◆ Stated problem
Copy the records from their beginning through the line containing "The input divider tube 90 is at (446, 554).", substituting "schematic diagram" for "circuit diagram" and changing nothing else.
** Begin Records for processing **
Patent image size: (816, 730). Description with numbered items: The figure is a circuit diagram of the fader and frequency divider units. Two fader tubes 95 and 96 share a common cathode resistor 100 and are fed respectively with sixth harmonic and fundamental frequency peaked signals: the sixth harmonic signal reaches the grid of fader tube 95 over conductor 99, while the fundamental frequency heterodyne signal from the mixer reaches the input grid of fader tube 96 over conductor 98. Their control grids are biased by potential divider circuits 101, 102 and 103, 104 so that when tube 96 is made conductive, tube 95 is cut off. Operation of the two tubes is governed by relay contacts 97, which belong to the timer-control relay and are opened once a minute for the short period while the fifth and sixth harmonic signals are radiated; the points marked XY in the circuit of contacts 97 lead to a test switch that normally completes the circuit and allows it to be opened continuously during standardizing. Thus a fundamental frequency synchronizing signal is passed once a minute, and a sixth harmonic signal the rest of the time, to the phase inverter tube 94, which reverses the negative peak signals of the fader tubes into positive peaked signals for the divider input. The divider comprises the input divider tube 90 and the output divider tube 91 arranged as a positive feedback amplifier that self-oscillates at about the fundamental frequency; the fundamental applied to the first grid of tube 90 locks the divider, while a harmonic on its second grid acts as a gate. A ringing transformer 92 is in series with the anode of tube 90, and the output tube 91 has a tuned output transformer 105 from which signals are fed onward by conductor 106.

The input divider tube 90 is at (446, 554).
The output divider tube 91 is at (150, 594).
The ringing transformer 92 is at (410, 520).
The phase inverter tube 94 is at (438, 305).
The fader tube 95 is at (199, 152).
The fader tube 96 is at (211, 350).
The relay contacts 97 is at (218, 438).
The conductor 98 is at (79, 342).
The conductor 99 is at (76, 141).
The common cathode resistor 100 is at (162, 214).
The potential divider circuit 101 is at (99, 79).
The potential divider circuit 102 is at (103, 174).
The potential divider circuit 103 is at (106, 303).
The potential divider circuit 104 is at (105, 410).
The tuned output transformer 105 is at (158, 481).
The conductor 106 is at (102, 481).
** End Records for processing **
◆ Finished answer
Patent image size: (816, 730). Description with numbered items: The figure is a schematic diagram of the fader and frequency divider units. Two fader tubes 95 and 96 share a common cathode resistor 100 and are fed respectively with sixth harmonic and fundamental frequency peaked signals: the sixth harmonic signal reaches the grid of fader tube 95 over conductor 99, while the fundamental frequency heterodyne signal from the mixer reaches the input grid of fader tube 96 over conductor 98. Their control grids are biased by potential divider circuits 101, 102 and 103, 104 so that when tube 96 is made conductive, tube 95 is cut off. Operation of the two tubes is governed by relay contacts 97, which belong to the timer-control relay and are opened once a minute for the short period while the fifth and sixth harmonic signals are radiated; the points marked XY in the circuit of contacts 97 lead to a test switch that normally completes the circuit and allows it to be opened continuously during standardizing. Thus a fundamental frequency synchronizing signal is passed once a minute, and a sixth harmonic signal the rest of the time, to the phase inverter tube 94, which reverses the negative peak signals of the fader tubes into positive peaked signals for the divider input. The divider comprises the input divider tube 90 and the output divider tube 91 arranged as a positive feedback amplifier that self-oscillates at about the fundamental frequency; the fundamental applied to the first grid of tube 90 locks the divider, while a harmonic on its second grid acts as a gate. A ringing transformer 92 is in series with the anode of tube 90, and the output tube 91 has a tuned output transformer 105 from which signals are fed onward by conductor 106.

The input divider tube 90 is at (446, 554).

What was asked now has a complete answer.